§ **ИСХОДНЫЙ ТЕКСТ**:
__________________________________________________
Времена повышенно эмоционального отношения к алхимии — и восторженной веры, и яростного отрицания — прошли настолько давно, что теперь только дремучий невежда может увидеть в серьезном разговоре о ней опасный подкоп под основы материализма. Между тем серьезный разговор об алхимии в наши дни не только возможен, но и нужен. Не потому, конечно, что старые алхимические рецепты превращения металлов в золото стали вдруг актуальными, а потому, что изучение этого старинного ремесла (и миросозерцания!) очень многое прояснит и объяснит в тысячелетней культуре Средних веков, интерес к которой в последнее время поразительно и закономерно вырос.
Ленивая и нелюбопытная мысль всегда встречает в штыки все сложное и непонятное. Ее первая реакция — отмахнуться, перечеркнуть, на худой конец принизить. Произошло так не только с алхимией, этим очень своеобразным порождением средневековья, но и с самими Средними веками, недавно еще воспринимавшимися как бесполезная пауза в развитии человечества. Все, что было в средневековье несомненно ценного, все, что пережило века, рассматривалось как пленительный отголосок античности или предвестие Ренессанса. Так, не вполне средневековыми оказывались и лирика трубадуров, и рыцарский роман, и пламенеющая готика, и уравнительные ереси. Средневековью же оставались Крестовые походы, презрение к миру, слепая вера. И алхимия, но не как ремесло, а как сгусток суеверия и мракобесия. Ныне столь односторонний подход и к Средним векам вообще, и к алхимии в частности отошел в прошлое. Немалый вклад в прояснение самоценности цивилизации той эпохи внесли ученые многих специальностей — историки, историки культуры, историки науки и техники. Значительны здесь и достижения русской медиевистики: как не вспомнить замечательные работы Н. А. Морозова, Л. П. Карсавина, В. П. Зубова и других. Не была обойдена вниманием ученых и алхимия. И не случайно.
__________________________________________________
§ **НАБОР ЗАПИСЕЙ**:
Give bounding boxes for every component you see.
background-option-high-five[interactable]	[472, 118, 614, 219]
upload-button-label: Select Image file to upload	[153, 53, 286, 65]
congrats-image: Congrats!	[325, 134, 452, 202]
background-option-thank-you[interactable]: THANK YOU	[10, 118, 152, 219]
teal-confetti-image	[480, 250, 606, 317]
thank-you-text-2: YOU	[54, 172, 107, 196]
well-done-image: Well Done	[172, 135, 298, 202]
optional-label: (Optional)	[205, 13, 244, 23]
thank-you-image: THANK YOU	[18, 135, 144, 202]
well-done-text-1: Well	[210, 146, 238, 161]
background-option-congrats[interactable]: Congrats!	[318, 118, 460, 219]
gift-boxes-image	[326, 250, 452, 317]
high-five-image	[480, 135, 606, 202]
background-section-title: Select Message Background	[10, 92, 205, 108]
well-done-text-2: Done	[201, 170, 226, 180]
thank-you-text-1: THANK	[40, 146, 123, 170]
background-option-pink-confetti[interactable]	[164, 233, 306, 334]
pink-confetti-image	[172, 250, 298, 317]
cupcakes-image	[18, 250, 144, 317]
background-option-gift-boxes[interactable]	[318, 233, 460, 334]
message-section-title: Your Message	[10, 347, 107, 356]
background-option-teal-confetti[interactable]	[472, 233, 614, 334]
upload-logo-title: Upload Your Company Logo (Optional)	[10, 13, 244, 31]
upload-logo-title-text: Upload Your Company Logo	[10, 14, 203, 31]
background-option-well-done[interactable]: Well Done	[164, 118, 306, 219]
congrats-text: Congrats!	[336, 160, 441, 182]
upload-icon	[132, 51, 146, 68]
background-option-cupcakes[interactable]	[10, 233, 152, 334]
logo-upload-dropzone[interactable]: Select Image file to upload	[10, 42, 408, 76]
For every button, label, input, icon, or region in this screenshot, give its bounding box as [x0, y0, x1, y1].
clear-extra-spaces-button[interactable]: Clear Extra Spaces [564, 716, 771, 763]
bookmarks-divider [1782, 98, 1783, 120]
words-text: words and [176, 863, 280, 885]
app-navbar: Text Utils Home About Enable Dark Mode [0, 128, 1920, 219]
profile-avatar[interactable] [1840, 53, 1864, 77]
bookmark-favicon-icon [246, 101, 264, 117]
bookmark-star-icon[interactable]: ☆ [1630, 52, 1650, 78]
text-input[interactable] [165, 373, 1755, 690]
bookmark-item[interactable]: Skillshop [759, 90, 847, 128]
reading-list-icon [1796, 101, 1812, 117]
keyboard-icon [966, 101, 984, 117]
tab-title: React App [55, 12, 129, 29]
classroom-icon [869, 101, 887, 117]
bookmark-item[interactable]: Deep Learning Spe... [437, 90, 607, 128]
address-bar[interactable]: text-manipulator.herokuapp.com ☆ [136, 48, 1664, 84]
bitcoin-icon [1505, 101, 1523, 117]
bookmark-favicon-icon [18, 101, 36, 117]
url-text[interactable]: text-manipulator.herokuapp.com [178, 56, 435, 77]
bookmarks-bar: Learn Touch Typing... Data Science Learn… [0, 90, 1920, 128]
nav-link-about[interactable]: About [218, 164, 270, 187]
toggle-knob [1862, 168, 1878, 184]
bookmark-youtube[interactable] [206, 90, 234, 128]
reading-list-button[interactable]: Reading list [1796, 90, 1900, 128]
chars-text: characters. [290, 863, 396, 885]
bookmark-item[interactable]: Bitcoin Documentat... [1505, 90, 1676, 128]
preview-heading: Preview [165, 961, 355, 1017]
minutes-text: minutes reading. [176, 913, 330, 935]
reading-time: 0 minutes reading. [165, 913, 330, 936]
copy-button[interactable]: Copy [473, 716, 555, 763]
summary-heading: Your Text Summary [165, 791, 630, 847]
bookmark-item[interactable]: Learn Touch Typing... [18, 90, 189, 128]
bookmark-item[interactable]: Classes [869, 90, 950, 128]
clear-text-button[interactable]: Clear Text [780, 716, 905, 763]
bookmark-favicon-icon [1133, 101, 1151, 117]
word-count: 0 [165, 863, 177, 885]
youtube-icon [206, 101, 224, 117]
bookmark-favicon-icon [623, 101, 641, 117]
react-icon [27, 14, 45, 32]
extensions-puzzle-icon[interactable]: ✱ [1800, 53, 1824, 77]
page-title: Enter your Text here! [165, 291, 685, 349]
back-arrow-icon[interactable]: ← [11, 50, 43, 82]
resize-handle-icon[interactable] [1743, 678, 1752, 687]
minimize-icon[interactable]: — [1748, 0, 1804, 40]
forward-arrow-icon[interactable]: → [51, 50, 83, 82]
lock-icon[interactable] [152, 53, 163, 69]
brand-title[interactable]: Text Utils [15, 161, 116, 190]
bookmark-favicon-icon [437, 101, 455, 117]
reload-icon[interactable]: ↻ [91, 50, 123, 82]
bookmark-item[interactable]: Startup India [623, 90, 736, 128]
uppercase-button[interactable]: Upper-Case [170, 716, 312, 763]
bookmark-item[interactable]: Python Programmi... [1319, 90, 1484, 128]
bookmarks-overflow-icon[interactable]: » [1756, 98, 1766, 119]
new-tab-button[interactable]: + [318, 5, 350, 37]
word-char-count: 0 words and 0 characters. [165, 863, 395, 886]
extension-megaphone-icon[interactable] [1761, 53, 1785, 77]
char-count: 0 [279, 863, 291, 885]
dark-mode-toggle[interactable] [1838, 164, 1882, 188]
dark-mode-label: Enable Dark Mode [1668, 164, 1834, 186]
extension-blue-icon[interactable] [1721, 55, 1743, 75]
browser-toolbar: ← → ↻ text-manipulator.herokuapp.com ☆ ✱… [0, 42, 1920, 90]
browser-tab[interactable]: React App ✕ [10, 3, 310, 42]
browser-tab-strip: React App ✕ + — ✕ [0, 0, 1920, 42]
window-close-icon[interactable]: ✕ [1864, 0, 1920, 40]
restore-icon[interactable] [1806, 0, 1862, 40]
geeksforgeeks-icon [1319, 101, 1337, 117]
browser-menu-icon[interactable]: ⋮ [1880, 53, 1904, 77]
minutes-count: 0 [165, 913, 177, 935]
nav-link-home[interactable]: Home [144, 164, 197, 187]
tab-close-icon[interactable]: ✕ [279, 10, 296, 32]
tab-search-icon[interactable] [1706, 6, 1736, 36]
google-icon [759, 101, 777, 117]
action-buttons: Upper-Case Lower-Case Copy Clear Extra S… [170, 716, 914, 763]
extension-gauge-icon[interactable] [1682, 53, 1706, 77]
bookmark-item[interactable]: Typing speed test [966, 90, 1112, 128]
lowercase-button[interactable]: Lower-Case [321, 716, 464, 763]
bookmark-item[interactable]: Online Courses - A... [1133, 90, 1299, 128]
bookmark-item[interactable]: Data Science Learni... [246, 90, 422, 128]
__________________________________________________
§ **ЗАДАНИЕ 1**:
Перепишите фрагмент текста об алхимии от слов "Времена повышенно эмоционального" до слов "и закономерно вырос.", заменив "Средних веков" на "средневековья".
§ **ЗАДАНИЕ 2**:
Чьи работы названы в тексте об алхимии в числе достижений русской медиевистики?
Отвечайте только по тексту об алхимии, не опираясь на записи.

§ **ОТВЕТ 1**:
Времена повышенно эмоционального отношения к алхимии — и восторженной веры, и яростного отрицания — прошли настолько давно, что теперь только дремучий невежда может увидеть в серьезном разговоре о ней опасный подкоп под основы материализма. Между тем серьезный разговор об алхимии в наши дни не только возможен, но и нужен. Не потому, конечно, что старые алхимические рецепты превращения металлов в золото стали вдруг актуальными, а потому, что изучение этого старинного ремесла (и миросозерцания!) очень многое прояснит и объяснит в тысячелетней культуре средневековья, интерес к которой в последнее время поразительно и закономерно вырос.

§ **ОТВЕТ 2**:
Работы Н. А. Морозова, Л. П. Карсавина, В. П. Зубова и других.